§ PROBLEM
Pictures aside, every line of the listing should be given again exactly.

§ DATA FOR PROCESSING
○ ○ ○

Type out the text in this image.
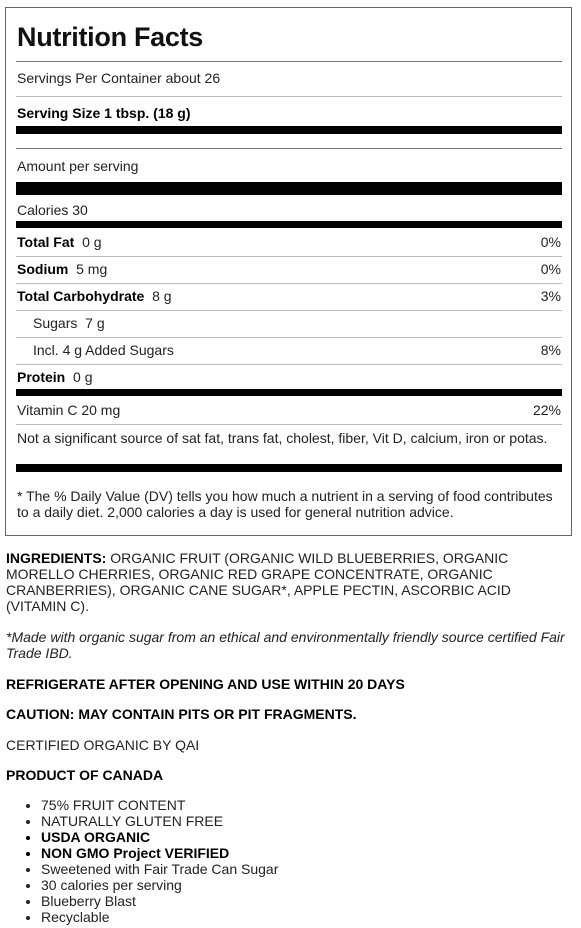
Nutrition Facts
Servings Per Container about 26
Serving Size 1 tbsp. (18 g)
Amount per serving
Calories 30
Total Fat 0 g	0%
Sodium 5 mg	0%
Total Carbohydrate 8 g	3%
Sugars 7 g
Incl. 4 g Added Sugars	8%
Protein 0 g
Vitamin C 20 mg	22%
Not a significant source of sat fat, trans fat, cholest, fiber, Vit D, calcium, iron or potas.
* The % Daily Value (DV) tells you how much a nutrient in a serving of food contributes to a daily diet. 2,000 calories a day is used for general nutrition advice.
INGREDIENTS: ORGANIC FRUIT (ORGANIC WILD BLUEBERRIES, ORGANIC MORELLO CHERRIES, ORGANIC RED GRAPE CONCENTRATE, ORGANIC CRANBERRIES), ORGANIC CANE SUGAR*, APPLE PECTIN, ASCORBIC ACID (VITAMIN C).
*Made with organic sugar from an ethical and environmentally friendly source certified Fair Trade IBD.
REFRIGERATE AFTER OPENING AND USE WITHIN 20 DAYS
CAUTION: MAY CONTAIN PITS OR PIT FRAGMENTS.
CERTIFIED ORGANIC BY QAI
PRODUCT OF CANADA
• 75% FRUIT CONTENT
• NATURALLY GLUTEN FREE
• USDA ORGANIC
• NON GMO Project VERIFIED
• Sweetened with Fair Trade Can Sugar
• 30 calories per serving
• Blueberry Blast
• Recyclable
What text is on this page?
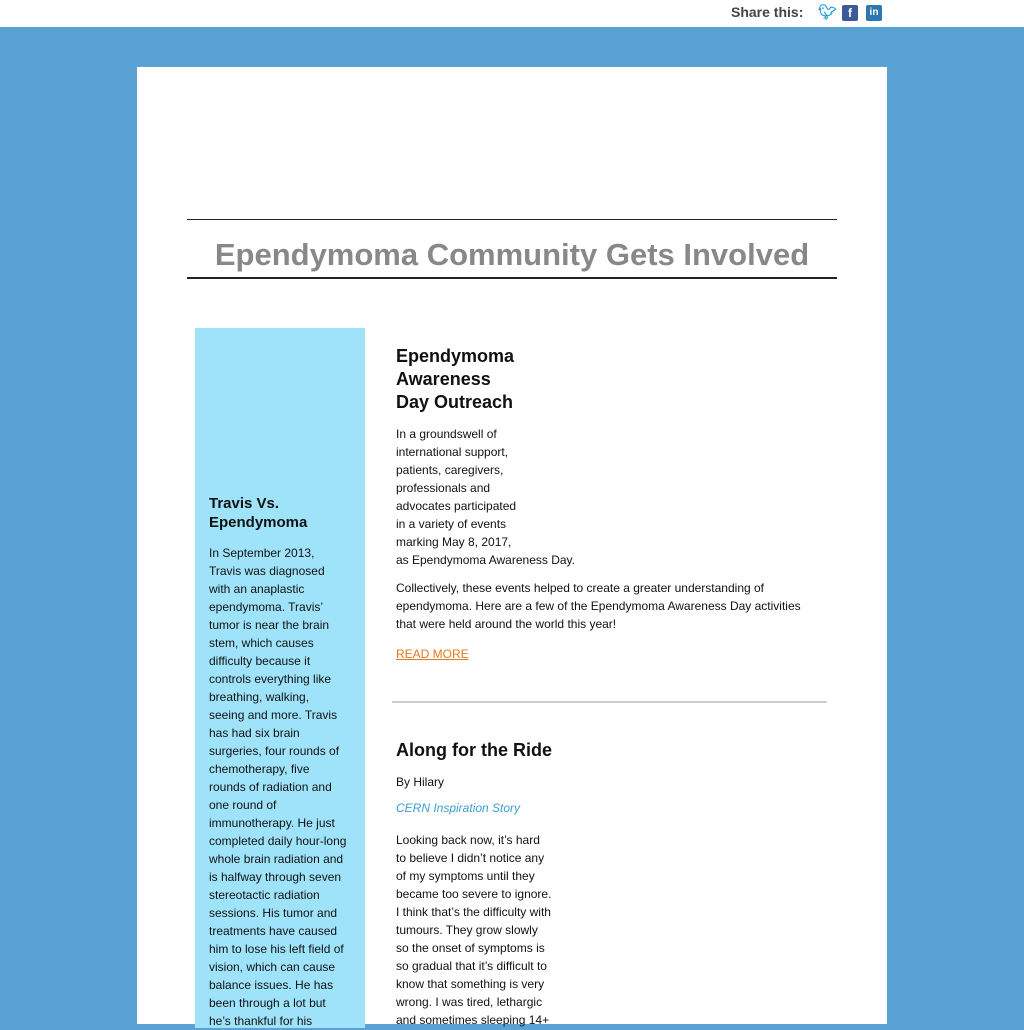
Share this: 🐦︎ f	in
Ependymoma Community Gets Involved
Travis Vs.
Ependymoma
In September 2013,
Travis was diagnosed
with an anaplastic
ependymoma. Travis’
tumor is near the brain
stem, which causes
difficulty because it
controls everything like
breathing, walking,
seeing and more. Travis
has had six brain
surgeries, four rounds of
chemotherapy, five
rounds of radiation and
one round of
immunotherapy. He just
completed daily hour-long
whole brain radiation and
is halfway through seven
stereotactic radiation
sessions. His tumor and
treatments have caused
him to lose his left field of
vision, which can cause
balance issues. He has
been through a lot but
he’s thankful for his
Ependymoma
Awareness
Day Outreach
In a groundswell of
international support,
patients, caregivers,
professionals and
advocates participated
in a variety of events
marking May 8, 2017,
as Ependymoma Awareness Day.
Collectively, these events helped to create a greater understanding of
ependymoma. Here are a few of the Ependymoma Awareness Day activities
that were held around the world this year!
READ MORE
Along for the Ride
By Hilary
CERN Inspiration Story
Looking back now, it’s hard
to believe I didn’t notice any
of my symptoms until they
became too severe to ignore.
I think that’s the difficulty with
tumours. They grow slowly
so the onset of symptoms is
so gradual that it’s difficult to
know that something is very
wrong. I was tired, lethargic
and sometimes sleeping 14+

○ ○ ○

§ TASK ANSWER
Type out the text in this image.
Nutrition Facts
Servings Per Container about 26
Serving Size 1 tbsp. (18 g)
Amount per serving
Calories 30
Total Fat 0 g	0%
Sodium 5 mg	0%
Total Carbohydrate 8 g	3%
Sugars 7 g
Incl. 4 g Added Sugars	8%
Protein 0 g
Vitamin C 20 mg	22%
Not a significant source of sat fat, trans fat, cholest, fiber, Vit D, calcium, iron or potas.
* The % Daily Value (DV) tells you how much a nutrient in a serving of food contributes to a daily diet. 2,000 calories a day is used for general nutrition advice.
INGREDIENTS: ORGANIC FRUIT (ORGANIC WILD BLUEBERRIES, ORGANIC MORELLO CHERRIES, ORGANIC RED GRAPE CONCENTRATE, ORGANIC CRANBERRIES), ORGANIC CANE SUGAR*, APPLE PECTIN, ASCORBIC ACID (VITAMIN C).
*Made with organic sugar from an ethical and environmentally friendly source certified Fair Trade IBD.
REFRIGERATE AFTER OPENING AND USE WITHIN 20 DAYS
CAUTION: MAY CONTAIN PITS OR PIT FRAGMENTS.
CERTIFIED ORGANIC BY QAI
PRODUCT OF CANADA
• 75% FRUIT CONTENT
• NATURALLY GLUTEN FREE
• USDA ORGANIC
• NON GMO Project VERIFIED
• Sweetened with Fair Trade Can Sugar
• 30 calories per serving
• Blueberry Blast
• Recyclable
What text is on this page?
Share this: 🐦︎ f	in
Ependymoma Community Gets Involved
Travis Vs.
Ependymoma
In September 2013,
Travis was diagnosed
with an anaplastic
ependymoma. Travis’
tumor is near the brain
stem, which causes
difficulty because it
controls everything like
breathing, walking,
seeing and more. Travis
has had six brain
surgeries, four rounds of
chemotherapy, five
rounds of radiation and
one round of
immunotherapy. He just
completed daily hour-long
whole brain radiation and
is halfway through seven
stereotactic radiation
sessions. His tumor and
treatments have caused
him to lose his left field of
vision, which can cause
balance issues. He has
been through a lot but
he’s thankful for his
Ependymoma
Awareness
Day Outreach
In a groundswell of
international support,
patients, caregivers,
professionals and
advocates participated
in a variety of events
marking May 8, 2017,
as Ependymoma Awareness Day.
Collectively, these events helped to create a greater understanding of
ependymoma. Here are a few of the Ependymoma Awareness Day activities
that were held around the world this year!
READ MORE
Along for the Ride
By Hilary
CERN Inspiration Story
Looking back now, it’s hard
to believe I didn’t notice any
of my symptoms until they
became too severe to ignore.
I think that’s the difficulty with
tumours. They grow slowly
so the onset of symptoms is
so gradual that it’s difficult to
know that something is very
wrong. I was tired, lethargic
and sometimes sleeping 14+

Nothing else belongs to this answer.